Short problem:
Output the data word for word, dropping every image.

Given information:
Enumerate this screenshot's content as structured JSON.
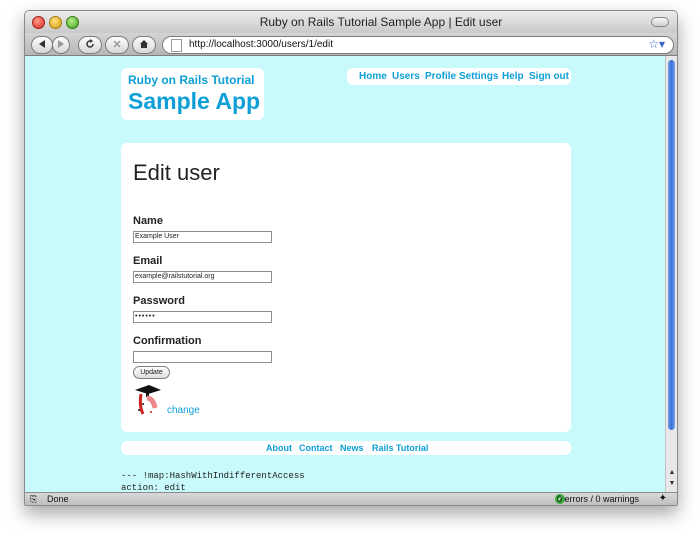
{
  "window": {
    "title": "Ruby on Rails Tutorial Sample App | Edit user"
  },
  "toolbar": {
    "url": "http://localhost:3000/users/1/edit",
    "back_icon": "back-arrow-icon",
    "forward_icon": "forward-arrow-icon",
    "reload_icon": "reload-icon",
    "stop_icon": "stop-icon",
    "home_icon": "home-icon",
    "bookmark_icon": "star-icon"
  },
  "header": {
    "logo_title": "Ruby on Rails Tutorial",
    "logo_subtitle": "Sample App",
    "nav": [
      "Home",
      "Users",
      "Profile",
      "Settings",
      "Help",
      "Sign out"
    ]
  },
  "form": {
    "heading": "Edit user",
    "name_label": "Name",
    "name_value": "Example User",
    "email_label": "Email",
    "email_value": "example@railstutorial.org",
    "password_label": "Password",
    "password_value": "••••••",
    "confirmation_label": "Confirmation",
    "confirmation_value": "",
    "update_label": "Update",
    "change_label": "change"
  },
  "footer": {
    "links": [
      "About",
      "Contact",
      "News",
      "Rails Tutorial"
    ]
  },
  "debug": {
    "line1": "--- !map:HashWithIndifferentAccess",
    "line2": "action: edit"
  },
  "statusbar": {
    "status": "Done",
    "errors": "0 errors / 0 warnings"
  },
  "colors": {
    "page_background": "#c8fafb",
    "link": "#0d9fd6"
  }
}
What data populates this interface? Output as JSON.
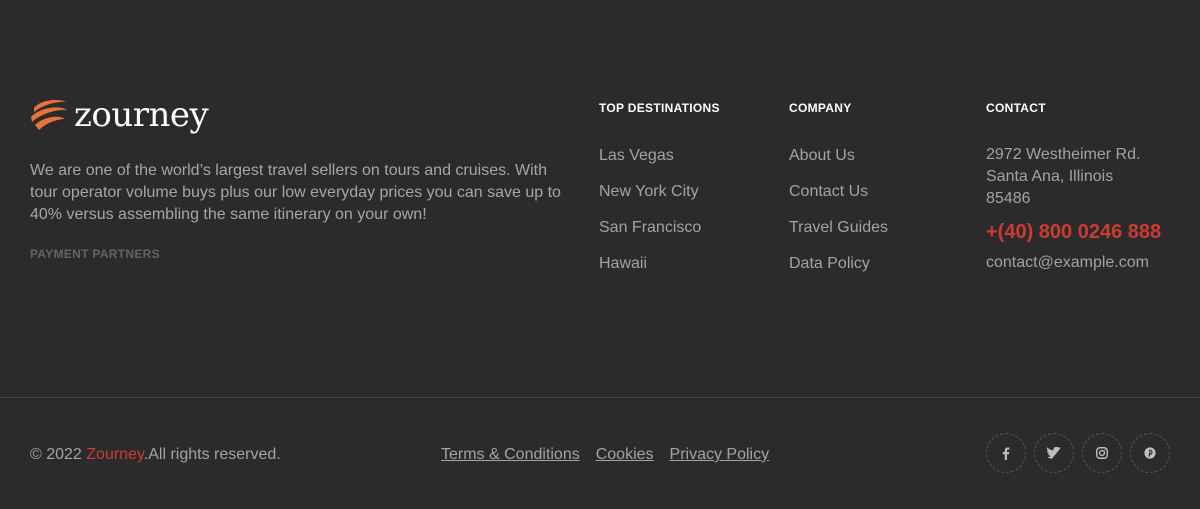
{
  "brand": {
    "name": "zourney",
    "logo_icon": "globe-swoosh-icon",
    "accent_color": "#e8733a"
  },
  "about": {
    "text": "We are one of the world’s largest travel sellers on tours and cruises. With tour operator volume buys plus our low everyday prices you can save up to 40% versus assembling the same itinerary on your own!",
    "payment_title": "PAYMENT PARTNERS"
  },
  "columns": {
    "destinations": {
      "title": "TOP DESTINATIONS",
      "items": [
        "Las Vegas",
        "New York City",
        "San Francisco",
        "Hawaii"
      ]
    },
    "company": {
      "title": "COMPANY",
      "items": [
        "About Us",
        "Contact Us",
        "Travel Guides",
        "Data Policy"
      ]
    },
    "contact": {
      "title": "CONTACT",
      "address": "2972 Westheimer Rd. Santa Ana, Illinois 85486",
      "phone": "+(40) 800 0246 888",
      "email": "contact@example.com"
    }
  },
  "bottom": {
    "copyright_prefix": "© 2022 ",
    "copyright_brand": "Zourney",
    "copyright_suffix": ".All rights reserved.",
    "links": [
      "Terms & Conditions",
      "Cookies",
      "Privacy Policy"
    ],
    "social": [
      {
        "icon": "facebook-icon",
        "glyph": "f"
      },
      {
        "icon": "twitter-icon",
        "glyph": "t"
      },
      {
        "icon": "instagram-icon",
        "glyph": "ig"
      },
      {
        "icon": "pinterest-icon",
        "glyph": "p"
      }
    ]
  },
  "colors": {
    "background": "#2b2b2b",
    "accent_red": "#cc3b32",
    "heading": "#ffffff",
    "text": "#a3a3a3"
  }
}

Problem solution:
Enumerate this screenshot's content as structured JSON.
{
  "window": {
    "title": "Ruby on Rails Tutorial Sample App | Edit user"
  },
  "toolbar": {
    "url": "http://localhost:3000/users/1/edit",
    "back_icon": "back-arrow-icon",
    "forward_icon": "forward-arrow-icon",
    "reload_icon": "reload-icon",
    "stop_icon": "stop-icon",
    "home_icon": "home-icon",
    "bookmark_icon": "star-icon"
  },
  "header": {
    "logo_title": "Ruby on Rails Tutorial",
    "logo_subtitle": "Sample App",
    "nav": [
      "Home",
      "Users",
      "Profile",
      "Settings",
      "Help",
      "Sign out"
    ]
  },
  "form": {
    "heading": "Edit user",
    "name_label": "Name",
    "name_value": "Example User",
    "email_label": "Email",
    "email_value": "example@railstutorial.org",
    "password_label": "Password",
    "password_value": "••••••",
    "confirmation_label": "Confirmation",
    "confirmation_value": "",
    "update_label": "Update",
    "change_label": "change"
  },
  "footer": {
    "links": [
      "About",
      "Contact",
      "News",
      "Rails Tutorial"
    ]
  },
  "debug": {
    "line1": "--- !map:HashWithIndifferentAccess",
    "line2": "action: edit"
  },
  "statusbar": {
    "status": "Done",
    "errors": "0 errors / 0 warnings"
  },
  "colors": {
    "page_background": "#c8fafb",
    "link": "#0d9fd6"
  }
}
What data populates this interface? Output as JSON.
{
  "brand": {
    "name": "zourney",
    "logo_icon": "globe-swoosh-icon",
    "accent_color": "#e8733a"
  },
  "about": {
    "text": "We are one of the world’s largest travel sellers on tours and cruises. With tour operator volume buys plus our low everyday prices you can save up to 40% versus assembling the same itinerary on your own!",
    "payment_title": "PAYMENT PARTNERS"
  },
  "columns": {
    "destinations": {
      "title": "TOP DESTINATIONS",
      "items": [
        "Las Vegas",
        "New York City",
        "San Francisco",
        "Hawaii"
      ]
    },
    "company": {
      "title": "COMPANY",
      "items": [
        "About Us",
        "Contact Us",
        "Travel Guides",
        "Data Policy"
      ]
    },
    "contact": {
      "title": "CONTACT",
      "address": "2972 Westheimer Rd. Santa Ana, Illinois 85486",
      "phone": "+(40) 800 0246 888",
      "email": "contact@example.com"
    }
  },
  "bottom": {
    "copyright_prefix": "© 2022 ",
    "copyright_brand": "Zourney",
    "copyright_suffix": ".All rights reserved.",
    "links": [
      "Terms & Conditions",
      "Cookies",
      "Privacy Policy"
    ],
    "social": [
      {
        "icon": "facebook-icon",
        "glyph": "f"
      },
      {
        "icon": "twitter-icon",
        "glyph": "t"
      },
      {
        "icon": "instagram-icon",
        "glyph": "ig"
      },
      {
        "icon": "pinterest-icon",
        "glyph": "p"
      }
    ]
  },
  "colors": {
    "background": "#2b2b2b",
    "accent_red": "#cc3b32",
    "heading": "#ffffff",
    "text": "#a3a3a3"
  }
}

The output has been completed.